◆ REQUIRED TASK
The records below must be written out exactly, with every picture left behind.

(Records from a collection of figures)
○ ○ ○ ○ ○ ○ ○

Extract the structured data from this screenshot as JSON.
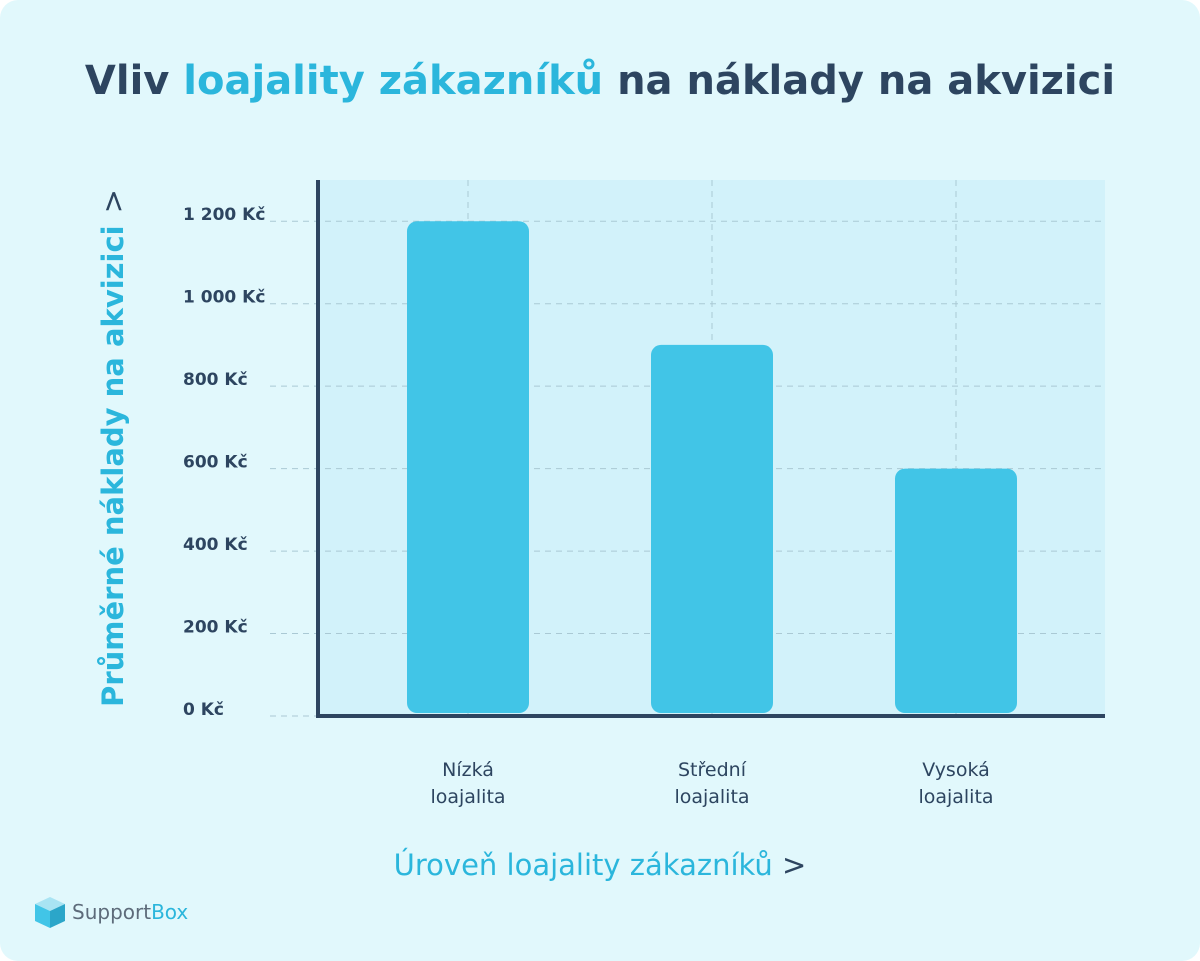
{
  "chart_data": {
    "type": "bar",
    "title": {
      "start": "Vliv",
      "highlight": "loajality zákazníků",
      "end": "na náklady na akvizici"
    },
    "y_label": "Průměrné náklady na akvizici",
    "y_label_arrow": ">",
    "x_label": "Úroveň loajality zákazníků",
    "x_label_arrow": ">",
    "categories": [
      "Nízká loajalita",
      "Střední loajalita",
      "Vysoká loajalita"
    ],
    "values": [
      1200,
      900,
      600
    ],
    "color": "#41c5e7",
    "highlight_color": "#2bb6dc",
    "text_color": "#2d4560",
    "ylim": [
      0,
      1300
    ],
    "yticks": [
      {
        "value": 0,
        "label": "0 Kč"
      },
      {
        "value": 200,
        "label": "200 Kč"
      },
      {
        "value": 400,
        "label": "400 Kč"
      },
      {
        "value": 600,
        "label": "600 Kč"
      },
      {
        "value": 800,
        "label": "800 Kč"
      },
      {
        "value": 1000,
        "label": "1 000 Kč"
      },
      {
        "value": 1200,
        "label": "1 200 Kč"
      }
    ],
    "grid": true
  },
  "logo": {
    "first": "Support",
    "second": "Box"
  }
}
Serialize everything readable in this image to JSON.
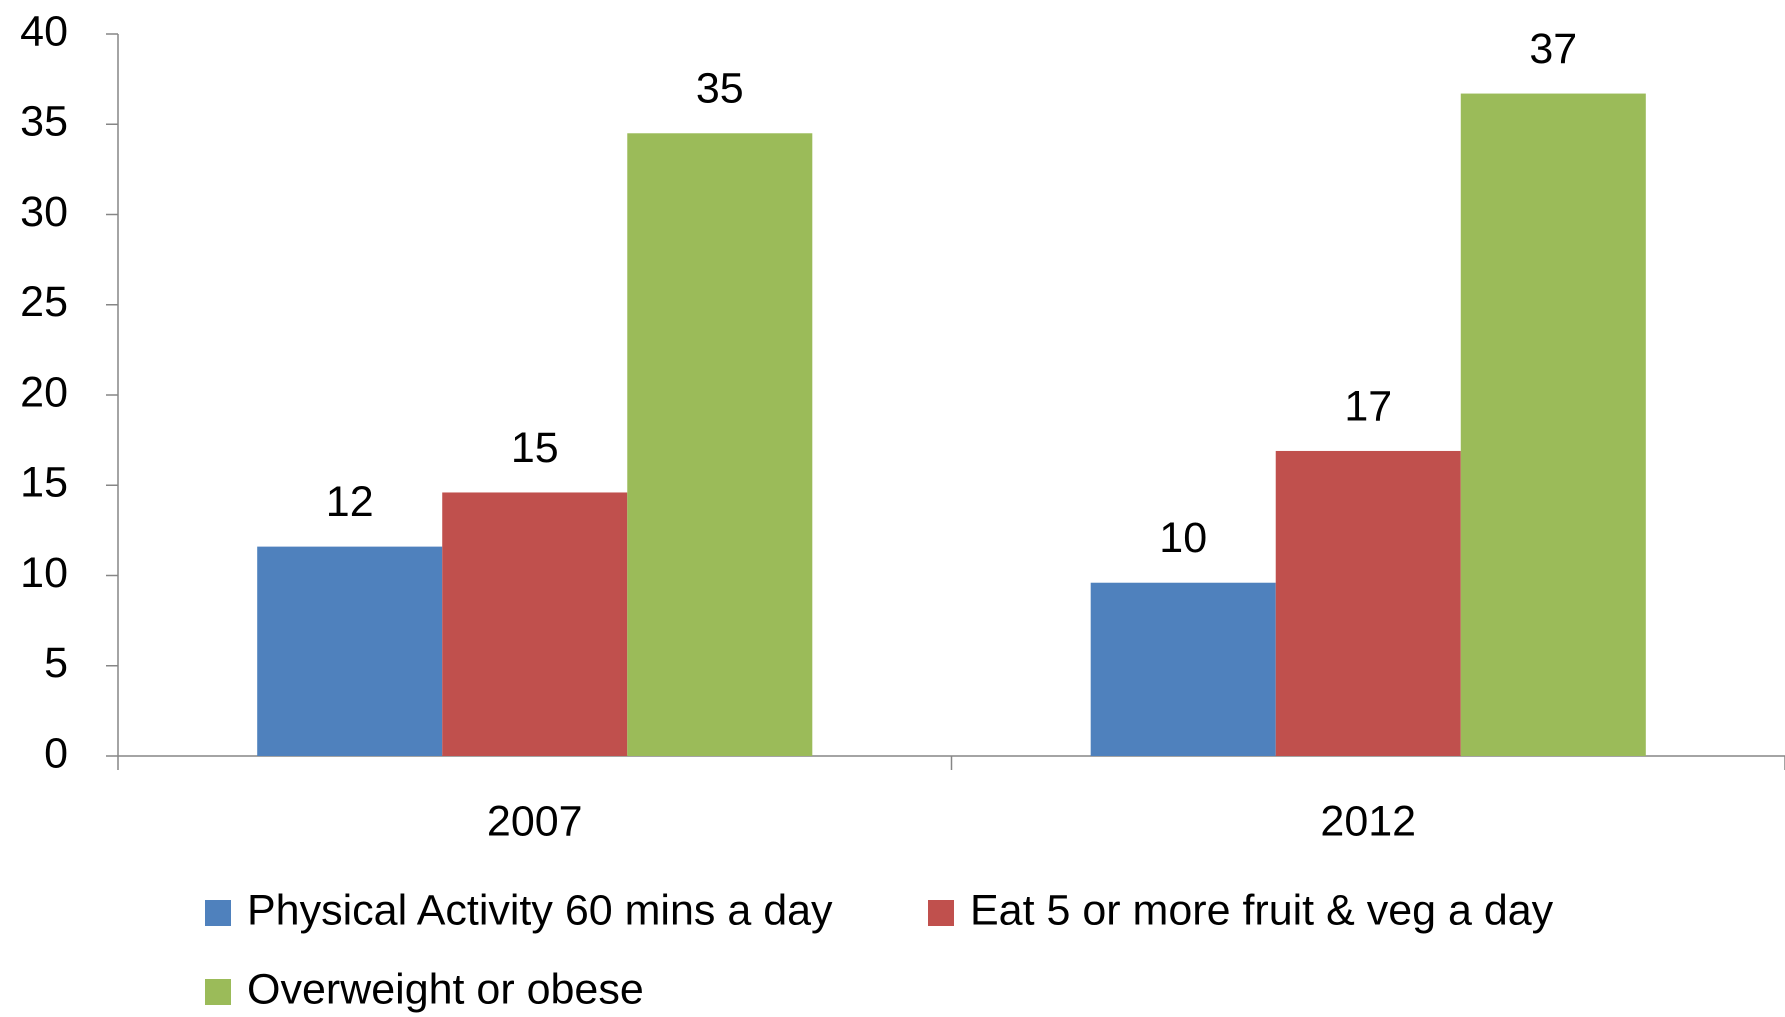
{
  "chart_data": {
    "type": "bar",
    "categories": [
      "2007",
      "2012"
    ],
    "series": [
      {
        "name": "Physical Activity 60 mins a day",
        "color": "#4f81bd",
        "values": [
          11.6,
          9.6
        ],
        "value_labels": [
          "12",
          "10"
        ]
      },
      {
        "name": "Eat 5 or more fruit & veg a day",
        "color": "#c0504d",
        "values": [
          14.6,
          16.9
        ],
        "value_labels": [
          "15",
          "17"
        ]
      },
      {
        "name": "Overweight or obese",
        "color": "#9bbb59",
        "values": [
          34.5,
          36.7
        ],
        "value_labels": [
          "35",
          "37"
        ]
      }
    ],
    "ylim": [
      0,
      40
    ],
    "yticks": [
      0,
      5,
      10,
      15,
      20,
      25,
      30,
      35,
      40
    ],
    "legend": "bottom"
  }
}
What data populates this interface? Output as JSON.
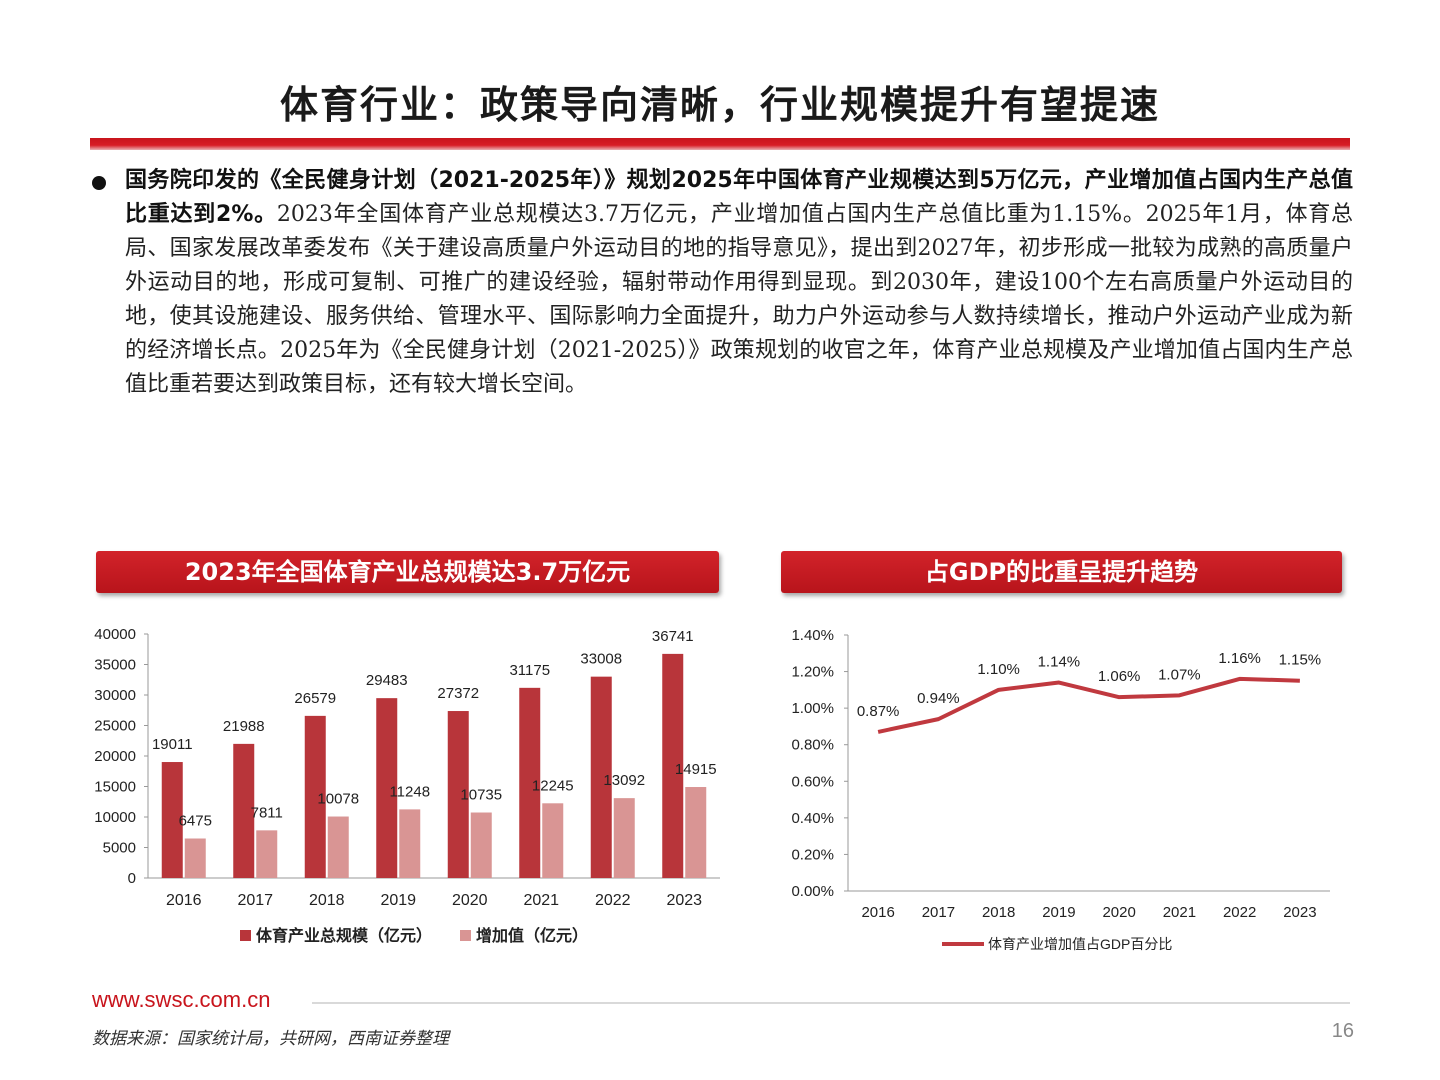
{
  "page": {
    "title": "体育行业：政策导向清晰，行业规模提升有望提速",
    "paragraph_bold": "国务院印发的《全民健身计划（2021-2025年）》规划2025年中国体育产业规模达到5万亿元，产业增加值占国内生产总值比重达到2%。",
    "paragraph_rest": "2023年全国体育产业总规模达3.7万亿元，产业增加值占国内生产总值比重为1.15%。2025年1月，体育总局、国家发展改革委发布《关于建设高质量户外运动目的地的指导意见》，提出到2027年，初步形成一批较为成熟的高质量户外运动目的地，形成可复制、可推广的建设经验，辐射带动作用得到显现。到2030年，建设100个左右高质量户外运动目的地，使其设施建设、服务供给、管理水平、国际影响力全面提升，助力户外运动参与人数持续增长，推动户外运动产业成为新的经济增长点。2025年为《全民健身计划（2021-2025）》政策规划的收官之年，体育产业总规模及产业增加值占国内生产总值比重若要达到政策目标，还有较大增长空间。",
    "left_panel_title": "2023年全国体育产业总规模达3.7万亿元",
    "right_panel_title": "占GDP的比重呈提升趋势",
    "footer_url": "www.swsc.com.cn",
    "source": "数据来源：国家统计局，共研网，西南证券整理",
    "page_number": "16"
  },
  "colors": {
    "accent": "#c8141c",
    "bar_total": "#b8353a",
    "bar_added": "#d99594",
    "line": "#c0393f"
  },
  "chart_data": [
    {
      "type": "bar",
      "categories": [
        "2016",
        "2017",
        "2018",
        "2019",
        "2020",
        "2021",
        "2022",
        "2023"
      ],
      "series": [
        {
          "name": "体育产业总规模（亿元）",
          "values": [
            19011,
            21988,
            26579,
            29483,
            27372,
            31175,
            33008,
            36741
          ]
        },
        {
          "name": "增加值（亿元）",
          "values": [
            6475,
            7811,
            10078,
            11248,
            10735,
            12245,
            13092,
            14915
          ]
        }
      ],
      "yticks": [
        "0",
        "5000",
        "10000",
        "15000",
        "20000",
        "25000",
        "30000",
        "35000",
        "40000"
      ],
      "ylim": [
        0,
        40000
      ],
      "legend": "bottom"
    },
    {
      "type": "line",
      "categories": [
        "2016",
        "2017",
        "2018",
        "2019",
        "2020",
        "2021",
        "2022",
        "2023"
      ],
      "series": [
        {
          "name": "体育产业增加值占GDP百分比",
          "values": [
            0.87,
            0.94,
            1.1,
            1.14,
            1.06,
            1.07,
            1.16,
            1.15
          ],
          "labels": [
            "0.87%",
            "0.94%",
            "1.10%",
            "1.14%",
            "1.06%",
            "1.07%",
            "1.16%",
            "1.15%"
          ]
        }
      ],
      "yticks": [
        "0.00%",
        "0.20%",
        "0.40%",
        "0.60%",
        "0.80%",
        "1.00%",
        "1.20%",
        "1.40%"
      ],
      "ylim": [
        0,
        1.4
      ],
      "legend": "bottom"
    }
  ]
}
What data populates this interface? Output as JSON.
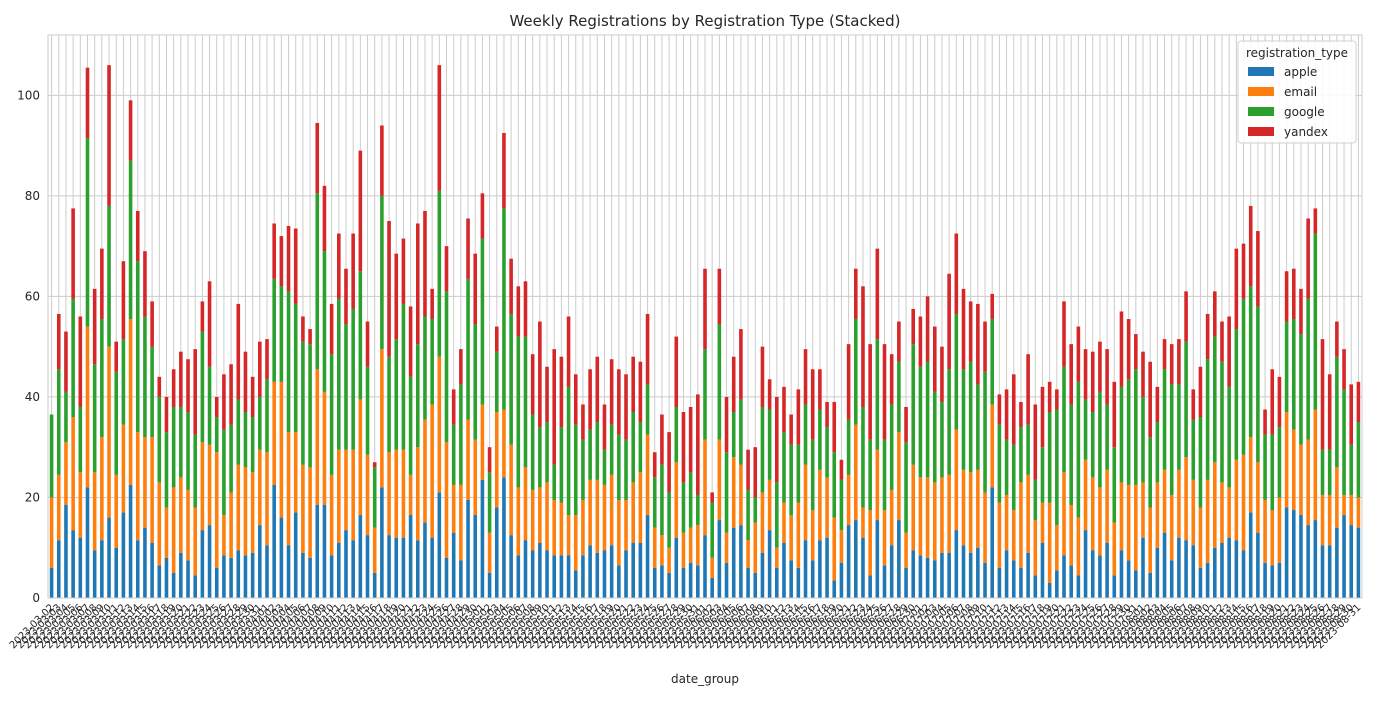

○ ○ ○ ○ ○ ○ ○

◆ WORKED ANSWER
Extract the structured data from this screenshot as JSON.
{
  "chart_data": {
    "type": "bar",
    "title": {
      "start": "Vliv",
      "highlight": "loajality zákazníků",
      "end": "na náklady na akvizici"
    },
    "y_label": "Průměrné náklady na akvizici",
    "y_label_arrow": ">",
    "x_label": "Úroveň loajality zákazníků",
    "x_label_arrow": ">",
    "categories": [
      "Nízká loajalita",
      "Střední loajalita",
      "Vysoká loajalita"
    ],
    "values": [
      1200,
      900,
      600
    ],
    "color": "#41c5e7",
    "highlight_color": "#2bb6dc",
    "text_color": "#2d4560",
    "ylim": [
      0,
      1300
    ],
    "yticks": [
      {
        "value": 0,
        "label": "0 Kč"
      },
      {
        "value": 200,
        "label": "200 Kč"
      },
      {
        "value": 400,
        "label": "400 Kč"
      },
      {
        "value": 600,
        "label": "600 Kč"
      },
      {
        "value": 800,
        "label": "800 Kč"
      },
      {
        "value": 1000,
        "label": "1 000 Kč"
      },
      {
        "value": 1200,
        "label": "1 200 Kč"
      }
    ],
    "grid": true
  },
  "logo": {
    "first": "Support",
    "second": "Box"
  }
}
Serialize everything readable in this image to JSON.
{
  "chart_data": {
    "type": "bar",
    "categories": [
      "2007",
      "2012"
    ],
    "series": [
      {
        "name": "Physical Activity 60 mins a day",
        "color": "#4f81bd",
        "values": [
          11.6,
          9.6
        ],
        "value_labels": [
          "12",
          "10"
        ]
      },
      {
        "name": "Eat 5 or more fruit & veg a day",
        "color": "#c0504d",
        "values": [
          14.6,
          16.9
        ],
        "value_labels": [
          "15",
          "17"
        ]
      },
      {
        "name": "Overweight or obese",
        "color": "#9bbb59",
        "values": [
          34.5,
          36.7
        ],
        "value_labels": [
          "35",
          "37"
        ]
      }
    ],
    "ylim": [
      0,
      40
    ],
    "yticks": [
      0,
      5,
      10,
      15,
      20,
      25,
      30,
      35,
      40
    ],
    "legend": "bottom"
  }
}
What data populates this interface? Output as JSON.
{
  "page": {
    "title": "体育行业：政策导向清晰，行业规模提升有望提速",
    "paragraph_bold": "国务院印发的《全民健身计划（2021-2025年）》规划2025年中国体育产业规模达到5万亿元，产业增加值占国内生产总值比重达到2%。",
    "paragraph_rest": "2023年全国体育产业总规模达3.7万亿元，产业增加值占国内生产总值比重为1.15%。2025年1月，体育总局、国家发展改革委发布《关于建设高质量户外运动目的地的指导意见》，提出到2027年，初步形成一批较为成熟的高质量户外运动目的地，形成可复制、可推广的建设经验，辐射带动作用得到显现。到2030年，建设100个左右高质量户外运动目的地，使其设施建设、服务供给、管理水平、国际影响力全面提升，助力户外运动参与人数持续增长，推动户外运动产业成为新的经济增长点。2025年为《全民健身计划（2021-2025）》政策规划的收官之年，体育产业总规模及产业增加值占国内生产总值比重若要达到政策目标，还有较大增长空间。",
    "left_panel_title": "2023年全国体育产业总规模达3.7万亿元",
    "right_panel_title": "占GDP的比重呈提升趋势",
    "footer_url": "www.swsc.com.cn",
    "source": "数据来源：国家统计局，共研网，西南证券整理",
    "page_number": "16"
  },
  "colors": {
    "accent": "#c8141c",
    "bar_total": "#b8353a",
    "bar_added": "#d99594",
    "line": "#c0393f"
  },
  "chart_data": [
    {
      "type": "bar",
      "categories": [
        "2016",
        "2017",
        "2018",
        "2019",
        "2020",
        "2021",
        "2022",
        "2023"
      ],
      "series": [
        {
          "name": "体育产业总规模（亿元）",
          "values": [
            19011,
            21988,
            26579,
            29483,
            27372,
            31175,
            33008,
            36741
          ]
        },
        {
          "name": "增加值（亿元）",
          "values": [
            6475,
            7811,
            10078,
            11248,
            10735,
            12245,
            13092,
            14915
          ]
        }
      ],
      "yticks": [
        "0",
        "5000",
        "10000",
        "15000",
        "20000",
        "25000",
        "30000",
        "35000",
        "40000"
      ],
      "ylim": [
        0,
        40000
      ],
      "legend": "bottom"
    },
    {
      "type": "line",
      "categories": [
        "2016",
        "2017",
        "2018",
        "2019",
        "2020",
        "2021",
        "2022",
        "2023"
      ],
      "series": [
        {
          "name": "体育产业增加值占GDP百分比",
          "values": [
            0.87,
            0.94,
            1.1,
            1.14,
            1.06,
            1.07,
            1.16,
            1.15
          ],
          "labels": [
            "0.87%",
            "0.94%",
            "1.10%",
            "1.14%",
            "1.06%",
            "1.07%",
            "1.16%",
            "1.15%"
          ]
        }
      ],
      "yticks": [
        "0.00%",
        "0.20%",
        "0.40%",
        "0.60%",
        "0.80%",
        "1.00%",
        "1.20%",
        "1.40%"
      ],
      "ylim": [
        0,
        1.4
      ],
      "legend": "bottom"
    }
  ]
}
What data populates this interface? Output as JSON.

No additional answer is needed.